● TASK TO COMPLETE: Arrange every line of the rows below as a Markdown table with two columns, Number and Line, giving each line its sequence number and skipping any blank lines.

□ □ □ □ □

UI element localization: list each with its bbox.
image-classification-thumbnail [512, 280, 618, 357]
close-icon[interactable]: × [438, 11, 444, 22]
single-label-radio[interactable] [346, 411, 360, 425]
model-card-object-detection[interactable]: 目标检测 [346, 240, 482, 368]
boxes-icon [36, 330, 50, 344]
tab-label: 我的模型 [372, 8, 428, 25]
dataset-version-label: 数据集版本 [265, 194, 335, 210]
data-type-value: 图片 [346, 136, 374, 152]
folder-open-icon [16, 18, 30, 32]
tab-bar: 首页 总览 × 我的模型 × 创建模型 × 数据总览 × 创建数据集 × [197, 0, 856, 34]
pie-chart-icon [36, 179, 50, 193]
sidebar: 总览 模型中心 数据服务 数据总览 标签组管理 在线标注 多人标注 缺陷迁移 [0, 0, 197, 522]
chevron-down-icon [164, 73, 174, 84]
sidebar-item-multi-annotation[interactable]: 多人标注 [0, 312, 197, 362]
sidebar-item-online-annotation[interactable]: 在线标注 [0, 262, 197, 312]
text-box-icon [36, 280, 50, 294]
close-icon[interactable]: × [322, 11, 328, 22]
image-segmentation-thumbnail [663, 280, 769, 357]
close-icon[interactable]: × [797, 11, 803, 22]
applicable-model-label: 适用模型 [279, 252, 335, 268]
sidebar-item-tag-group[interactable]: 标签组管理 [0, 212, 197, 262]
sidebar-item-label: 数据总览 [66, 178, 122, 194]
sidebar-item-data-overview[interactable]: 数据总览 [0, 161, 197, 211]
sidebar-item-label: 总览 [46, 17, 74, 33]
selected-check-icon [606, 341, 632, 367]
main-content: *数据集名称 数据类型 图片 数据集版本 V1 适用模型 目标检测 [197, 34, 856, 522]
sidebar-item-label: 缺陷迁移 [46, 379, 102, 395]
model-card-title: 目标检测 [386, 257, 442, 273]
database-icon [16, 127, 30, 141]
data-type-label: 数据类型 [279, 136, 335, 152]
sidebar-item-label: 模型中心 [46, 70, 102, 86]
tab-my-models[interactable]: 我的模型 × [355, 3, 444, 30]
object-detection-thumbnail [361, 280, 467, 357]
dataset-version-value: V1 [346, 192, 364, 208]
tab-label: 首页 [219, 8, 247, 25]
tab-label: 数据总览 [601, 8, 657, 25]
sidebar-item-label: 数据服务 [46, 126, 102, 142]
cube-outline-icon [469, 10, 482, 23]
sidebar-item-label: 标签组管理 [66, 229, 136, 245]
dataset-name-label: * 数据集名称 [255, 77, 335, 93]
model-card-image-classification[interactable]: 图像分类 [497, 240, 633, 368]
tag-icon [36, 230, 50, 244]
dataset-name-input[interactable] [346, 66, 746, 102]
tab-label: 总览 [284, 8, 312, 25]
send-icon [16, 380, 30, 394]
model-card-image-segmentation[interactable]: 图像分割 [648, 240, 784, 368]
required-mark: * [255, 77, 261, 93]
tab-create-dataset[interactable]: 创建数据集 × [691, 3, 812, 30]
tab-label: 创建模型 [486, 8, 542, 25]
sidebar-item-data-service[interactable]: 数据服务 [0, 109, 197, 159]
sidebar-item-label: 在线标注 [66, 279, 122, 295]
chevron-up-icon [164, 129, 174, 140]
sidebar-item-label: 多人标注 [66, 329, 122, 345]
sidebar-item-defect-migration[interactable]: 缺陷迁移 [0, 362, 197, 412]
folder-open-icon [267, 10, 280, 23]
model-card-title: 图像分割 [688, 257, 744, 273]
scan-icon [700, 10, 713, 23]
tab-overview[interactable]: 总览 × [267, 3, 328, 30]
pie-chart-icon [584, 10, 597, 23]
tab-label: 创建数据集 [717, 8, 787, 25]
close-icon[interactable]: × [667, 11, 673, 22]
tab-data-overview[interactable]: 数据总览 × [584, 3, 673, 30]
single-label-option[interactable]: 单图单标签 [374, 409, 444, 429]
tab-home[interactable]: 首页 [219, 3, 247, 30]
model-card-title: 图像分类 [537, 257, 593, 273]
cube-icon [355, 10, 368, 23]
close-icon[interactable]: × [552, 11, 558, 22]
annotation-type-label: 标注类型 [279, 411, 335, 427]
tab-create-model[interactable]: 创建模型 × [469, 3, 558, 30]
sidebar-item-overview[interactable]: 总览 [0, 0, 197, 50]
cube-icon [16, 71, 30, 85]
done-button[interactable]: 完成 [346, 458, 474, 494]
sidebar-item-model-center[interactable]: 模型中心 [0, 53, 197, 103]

□ □ □ □ □

● RESULT OF THIS EXERCISE:
| Number | Line |
|---|---|
| 1 | UI element localization: list each with its bbox. |
| 2 | image-classification-thumbnail [512, 280, 618, 357] |
| 3 | close-icon[interactable]: × [438, 11, 444, 22] |
| 4 | single-label-radio[interactable] [346, 411, 360, 425] |
| 5 | model-card-object-detection[interactable]: 目标检测 [346, 240, 482, 368] |
| 6 | boxes-icon [36, 330, 50, 344] |
| 7 | tab-label: 我的模型 [372, 8, 428, 25] |
| 8 | dataset-version-label: 数据集版本 [265, 194, 335, 210] |
| 9 | data-type-value: 图片 [346, 136, 374, 152] |
| 10 | folder-open-icon [16, 18, 30, 32] |
| 11 | tab-bar: 首页 总览 × 我的模型 × 创建模型 × 数据总览 × 创建数据集 × [197, 0, 856, 34] |
| 12 | pie-chart-icon [36, 179, 50, 193] |
| 13 | sidebar: 总览 模型中心 数据服务 数据总览 标签组管理 在线标注 多人标注 缺陷迁移 [0, 0, 197, 522] |
| 14 | chevron-down-icon [164, 73, 174, 84] |
| 15 | sidebar-item-multi-annotation[interactable]: 多人标注 [0, 312, 197, 362] |
| 16 | sidebar-item-online-annotation[interactable]: 在线标注 [0, 262, 197, 312] |
| 17 | text-box-icon [36, 280, 50, 294] |
| 18 | close-icon[interactable]: × [322, 11, 328, 22] |
| 19 | image-segmentation-thumbnail [663, 280, 769, 357] |
| 20 | close-icon[interactable]: × [797, 11, 803, 22] |
| 21 | applicable-model-label: 适用模型 [279, 252, 335, 268] |
| 22 | sidebar-item-tag-group[interactable]: 标签组管理 [0, 212, 197, 262] |
| 23 | sidebar-item-label: 数据总览 [66, 178, 122, 194] |
| 24 | sidebar-item-data-overview[interactable]: 数据总览 [0, 161, 197, 211] |
| 25 | sidebar-item-label: 总览 [46, 17, 74, 33] |
| 26 | selected-check-icon [606, 341, 632, 367] |
| 27 | main-content: *数据集名称 数据类型 图片 数据集版本 V1 适用模型 目标检测 [197, 34, 856, 522] |
| 28 | sidebar-item-label: 缺陷迁移 [46, 379, 102, 395] |
| 29 | model-card-title: 目标检测 [386, 257, 442, 273] |
| 30 | database-icon [16, 127, 30, 141] |
| 31 | data-type-label: 数据类型 [279, 136, 335, 152] |
| 32 | sidebar-item-label: 模型中心 [46, 70, 102, 86] |
| 33 | tab-my-models[interactable]: 我的模型 × [355, 3, 444, 30] |
| 34 | object-detection-thumbnail [361, 280, 467, 357] |
| 35 | dataset-version-value: V1 [346, 192, 364, 208] |
| 36 | tab-label: 首页 [219, 8, 247, 25] |
| 37 | tab-label: 数据总览 [601, 8, 657, 25] |
| 38 | sidebar-item-label: 数据服务 [46, 126, 102, 142] |
| 39 | cube-outline-icon [469, 10, 482, 23] |
| 40 | sidebar-item-label: 标签组管理 [66, 229, 136, 245] |
| 41 | dataset-name-label: * 数据集名称 [255, 77, 335, 93] |
| 42 | model-card-image-classification[interactable]: 图像分类 [497, 240, 633, 368] |
| 43 | tag-icon [36, 230, 50, 244] |
| 44 | dataset-name-input[interactable] [346, 66, 746, 102] |
| 45 | tab-label: 总览 [284, 8, 312, 25] |
| 46 | send-icon [16, 380, 30, 394] |
| 47 | model-card-image-segmentation[interactable]: 图像分割 [648, 240, 784, 368] |
| 48 | required-mark: * [255, 77, 261, 93] |
| 49 | tab-create-dataset[interactable]: 创建数据集 × [691, 3, 812, 30] |
| 50 | tab-label: 创建模型 [486, 8, 542, 25] |
| 51 | sidebar-item-data-service[interactable]: 数据服务 [0, 109, 197, 159] |
| 52 | sidebar-item-label: 在线标注 [66, 279, 122, 295] |
| 53 | chevron-up-icon [164, 129, 174, 140] |
| 54 | sidebar-item-label: 多人标注 [66, 329, 122, 345] |
| 55 | sidebar-item-defect-migration[interactable]: 缺陷迁移 [0, 362, 197, 412] |
| 56 | folder-open-icon [267, 10, 280, 23] |
| 57 | model-card-title: 图像分割 [688, 257, 744, 273] |
| 58 | scan-icon [700, 10, 713, 23] |
| 59 | tab-overview[interactable]: 总览 × [267, 3, 328, 30] |
| 60 | pie-chart-icon [584, 10, 597, 23] |
| 61 | tab-label: 创建数据集 [717, 8, 787, 25] |
| 62 | close-icon[interactable]: × [667, 11, 673, 22] |
| 63 | tab-data-overview[interactable]: 数据总览 × [584, 3, 673, 30] |
| 64 | single-label-option[interactable]: 单图单标签 [374, 409, 444, 429] |
| 65 | tab-home[interactable]: 首页 [219, 3, 247, 30] |
| 66 | model-card-title: 图像分类 [537, 257, 593, 273] |
| 67 | cube-icon [355, 10, 368, 23] |
| 68 | close-icon[interactable]: × [552, 11, 558, 22] |
| 69 | annotation-type-label: 标注类型 [279, 411, 335, 427] |
| 70 | tab-create-model[interactable]: 创建模型 × [469, 3, 558, 30] |
| 71 | sidebar-item-overview[interactable]: 总览 [0, 0, 197, 50] |
| 72 | cube-icon [16, 71, 30, 85] |
| 73 | done-button[interactable]: 完成 [346, 458, 474, 494] |
| 74 | sidebar-item-model-center[interactable]: 模型中心 [0, 53, 197, 103] |